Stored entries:
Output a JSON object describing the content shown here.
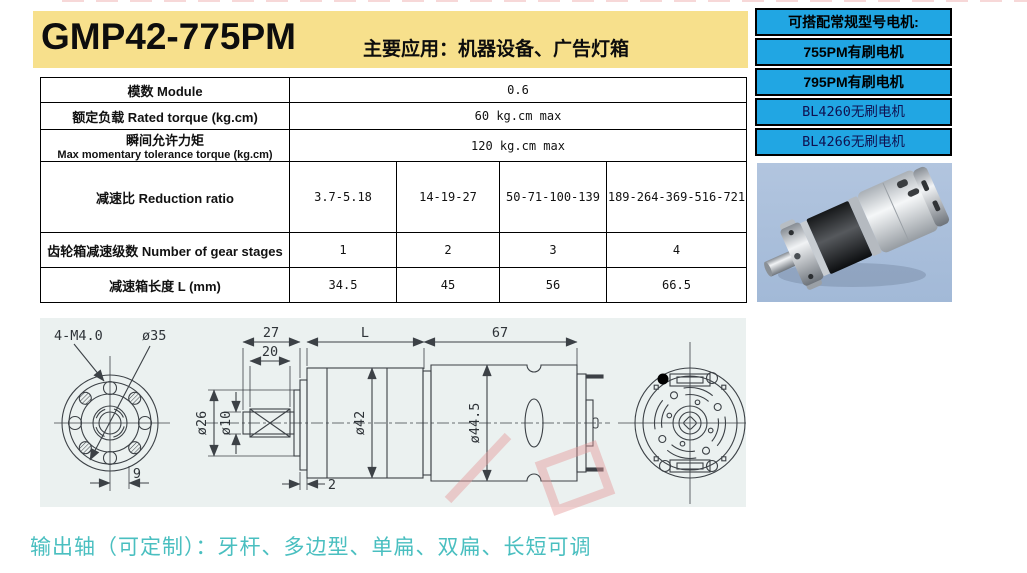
{
  "header": {
    "title": "GMP42-775PM",
    "subtitle": "主要应用：机器设备、广告灯箱"
  },
  "sidebar": {
    "title": "可搭配常规型号电机:",
    "items": [
      "755PM有刷电机",
      "795PM有刷电机",
      "BL4260无刷电机",
      "BL4266无刷电机"
    ]
  },
  "spec_table": {
    "rows": [
      {
        "label": "模数 Module",
        "value": "0.6"
      },
      {
        "label": "额定负载 Rated torque (kg.cm)",
        "value": "60 kg.cm max"
      },
      {
        "label_cn": "瞬间允许力矩",
        "label_en": "Max momentary tolerance torque (kg.cm)",
        "value": "120 kg.cm max"
      },
      {
        "label": "减速比 Reduction ratio",
        "values": [
          "3.7-5.18",
          "14-19-27",
          "50-71-100-139",
          "189-264-369-516-721"
        ]
      },
      {
        "label": "齿轮箱减速级数 Number of gear stages",
        "values": [
          "1",
          "2",
          "3",
          "4"
        ]
      },
      {
        "label": "减速箱长度 L (mm)",
        "values": [
          "34.5",
          "45",
          "56",
          "66.5"
        ]
      }
    ]
  },
  "drawing": {
    "front_view": {
      "bolt_label": "4-M4.0",
      "dia_label": "ø35",
      "offset_label": "9"
    },
    "side_view": {
      "shaft_len": "27",
      "key_len": "20",
      "collar_dia": "ø26",
      "shaft_dia": "ø10",
      "plate_thk": "2",
      "gearbox_len": "L",
      "gearbox_dia": "ø42",
      "motor_len": "67",
      "motor_dia": "ø44.5"
    }
  },
  "footer": {
    "note": "输出轴（可定制）：牙杆、多边型、单扁、双扁、长短可调"
  },
  "colors": {
    "header_bg": "#F7E08C",
    "box_blue": "#21A6E3",
    "photo_bg": "#A9BFDB",
    "drawing_bg": "#EBF1F0",
    "line": "#3C4146",
    "accent_teal": "#4ABFC0",
    "watermark_pink": "#E59A9A"
  }
}
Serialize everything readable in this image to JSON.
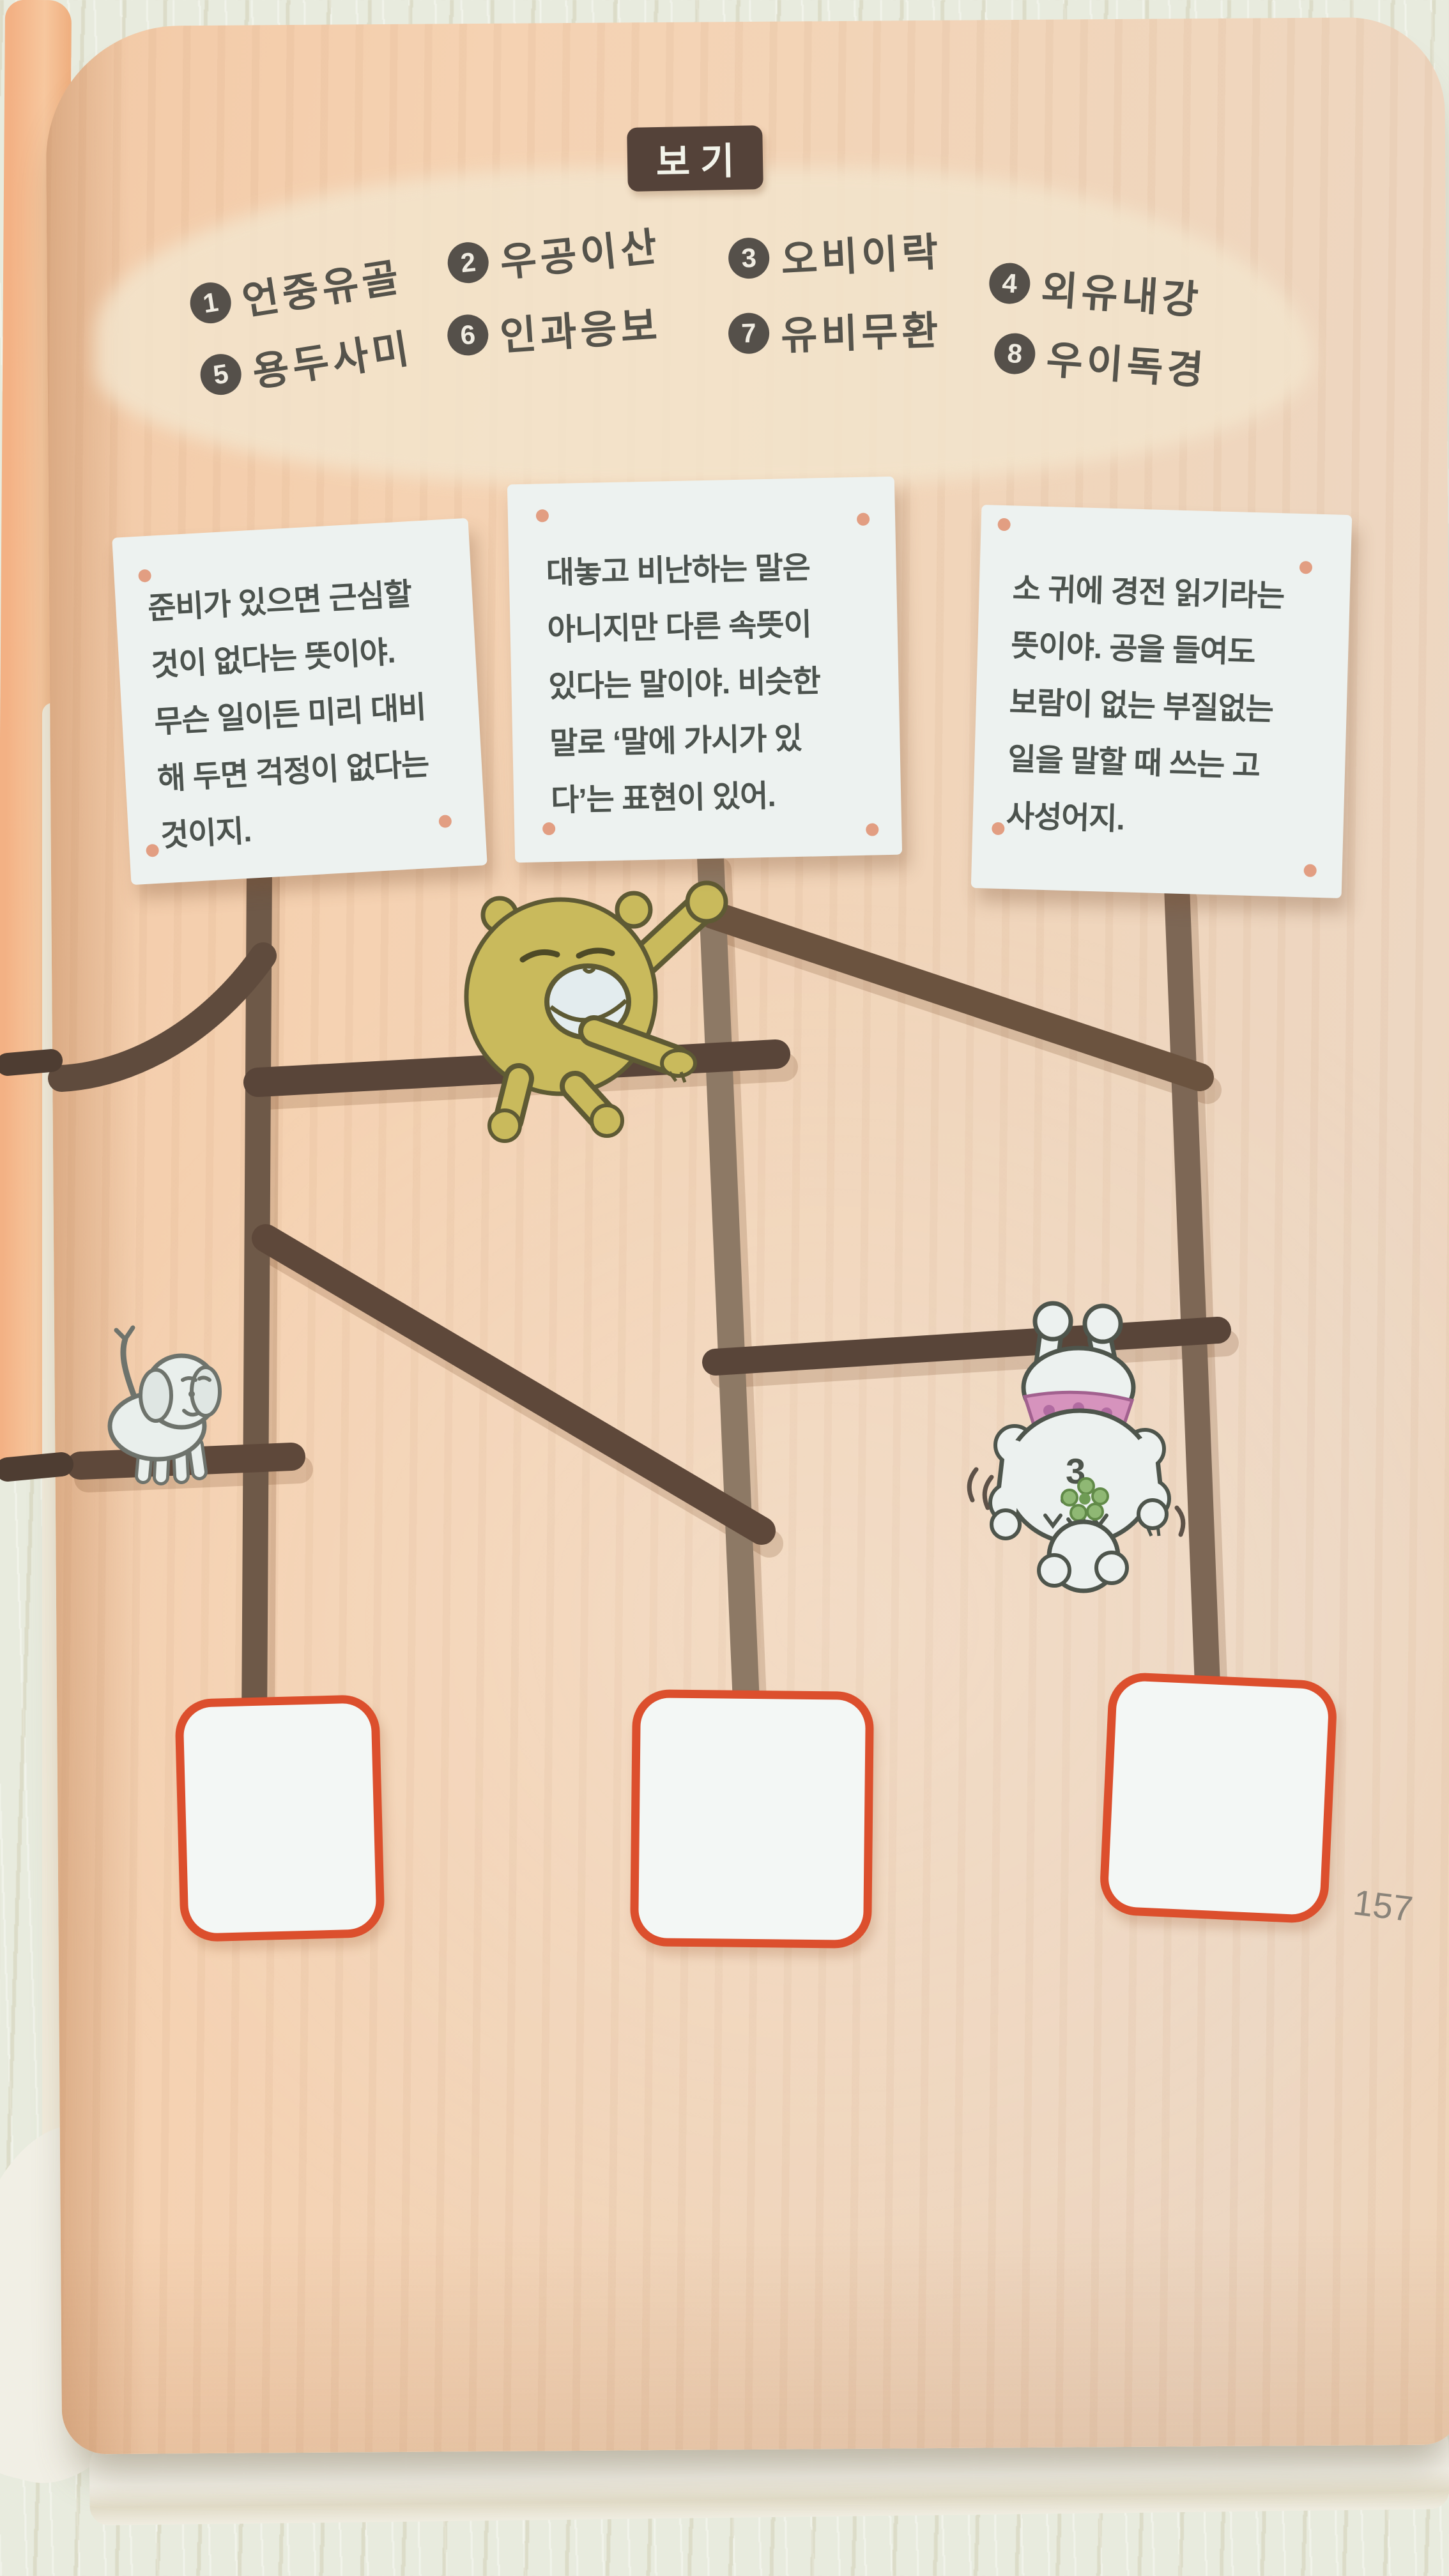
{
  "page_number": "157",
  "header": {
    "badge": "보기"
  },
  "options": [
    {
      "num": "1",
      "label": "언중유골"
    },
    {
      "num": "2",
      "label": "우공이산"
    },
    {
      "num": "3",
      "label": "오비이락"
    },
    {
      "num": "4",
      "label": "외유내강"
    },
    {
      "num": "5",
      "label": "용두사미"
    },
    {
      "num": "6",
      "label": "인과응보"
    },
    {
      "num": "7",
      "label": "유비무환"
    },
    {
      "num": "8",
      "label": "우이독경"
    }
  ],
  "cards": [
    {
      "text": "준비가 있으면 근심할\n것이 없다는 뜻이야.\n무슨 일이든 미리 대비\n해 두면 걱정이 없다는\n것이지."
    },
    {
      "text": "대놓고 비난하는 말은\n아니지만 다른 속뜻이\n있다는 말이야. 비슷한\n말로 ‘말에 가시가 있\n다’는 표현이 있어."
    },
    {
      "text": "소 귀에 경전 읽기라는\n뜻이야. 공을 들여도\n보람이 없는 부질없는\n일을 말할 때 쓰는 고\n사성어지."
    }
  ],
  "poodle_mark": "3",
  "characters": [
    "bear",
    "puppy",
    "poodle"
  ],
  "colors": {
    "table_bg": "#e8ebde",
    "page_bg": "#f3d0b0",
    "options_panel": "#f3e5cd",
    "badge_bg": "#544239",
    "text_dark": "#55534b",
    "card_bg": "#edf2f0",
    "pin_dot": "#e2997b",
    "ladder_dark": "#594539",
    "ladder_light": "#8d7965",
    "answer_border": "#dc4f2d",
    "bear_yellow": "#c9ba5c",
    "bandana_pink": "#d693bd"
  }
}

■ What you should do: All of the data above should be quoted exactly, except for the pictures.

■ Result of this task:
Output a JSON object describing the content shown here.
{
  "header": {
    "title": "GMP42-775PM",
    "subtitle": "主要应用：机器设备、广告灯箱"
  },
  "sidebar": {
    "title": "可搭配常规型号电机:",
    "items": [
      "755PM有刷电机",
      "795PM有刷电机",
      "BL4260无刷电机",
      "BL4266无刷电机"
    ]
  },
  "spec_table": {
    "rows": [
      {
        "label": "模数 Module",
        "value": "0.6"
      },
      {
        "label": "额定负载 Rated torque (kg.cm)",
        "value": "60 kg.cm max"
      },
      {
        "label_cn": "瞬间允许力矩",
        "label_en": "Max momentary tolerance torque (kg.cm)",
        "value": "120 kg.cm max"
      },
      {
        "label": "减速比 Reduction ratio",
        "values": [
          "3.7-5.18",
          "14-19-27",
          "50-71-100-139",
          "189-264-369-516-721"
        ]
      },
      {
        "label": "齿轮箱减速级数 Number of gear stages",
        "values": [
          "1",
          "2",
          "3",
          "4"
        ]
      },
      {
        "label": "减速箱长度 L (mm)",
        "values": [
          "34.5",
          "45",
          "56",
          "66.5"
        ]
      }
    ]
  },
  "drawing": {
    "front_view": {
      "bolt_label": "4-M4.0",
      "dia_label": "ø35",
      "offset_label": "9"
    },
    "side_view": {
      "shaft_len": "27",
      "key_len": "20",
      "collar_dia": "ø26",
      "shaft_dia": "ø10",
      "plate_thk": "2",
      "gearbox_len": "L",
      "gearbox_dia": "ø42",
      "motor_len": "67",
      "motor_dia": "ø44.5"
    }
  },
  "footer": {
    "note": "输出轴（可定制）：牙杆、多边型、单扁、双扁、长短可调"
  },
  "colors": {
    "header_bg": "#F7E08C",
    "box_blue": "#21A6E3",
    "photo_bg": "#A9BFDB",
    "drawing_bg": "#EBF1F0",
    "line": "#3C4146",
    "accent_teal": "#4ABFC0",
    "watermark_pink": "#E59A9A"
  }
}
Serialize everything readable in this image to JSON.
{
  "page_number": "157",
  "header": {
    "badge": "보기"
  },
  "options": [
    {
      "num": "1",
      "label": "언중유골"
    },
    {
      "num": "2",
      "label": "우공이산"
    },
    {
      "num": "3",
      "label": "오비이락"
    },
    {
      "num": "4",
      "label": "외유내강"
    },
    {
      "num": "5",
      "label": "용두사미"
    },
    {
      "num": "6",
      "label": "인과응보"
    },
    {
      "num": "7",
      "label": "유비무환"
    },
    {
      "num": "8",
      "label": "우이독경"
    }
  ],
  "cards": [
    {
      "text": "준비가 있으면 근심할\n것이 없다는 뜻이야.\n무슨 일이든 미리 대비\n해 두면 걱정이 없다는\n것이지."
    },
    {
      "text": "대놓고 비난하는 말은\n아니지만 다른 속뜻이\n있다는 말이야. 비슷한\n말로 ‘말에 가시가 있\n다’는 표현이 있어."
    },
    {
      "text": "소 귀에 경전 읽기라는\n뜻이야. 공을 들여도\n보람이 없는 부질없는\n일을 말할 때 쓰는 고\n사성어지."
    }
  ],
  "poodle_mark": "3",
  "characters": [
    "bear",
    "puppy",
    "poodle"
  ],
  "colors": {
    "table_bg": "#e8ebde",
    "page_bg": "#f3d0b0",
    "options_panel": "#f3e5cd",
    "badge_bg": "#544239",
    "text_dark": "#55534b",
    "card_bg": "#edf2f0",
    "pin_dot": "#e2997b",
    "ladder_dark": "#594539",
    "ladder_light": "#8d7965",
    "answer_border": "#dc4f2d",
    "bear_yellow": "#c9ba5c",
    "bandana_pink": "#d693bd"
  }
}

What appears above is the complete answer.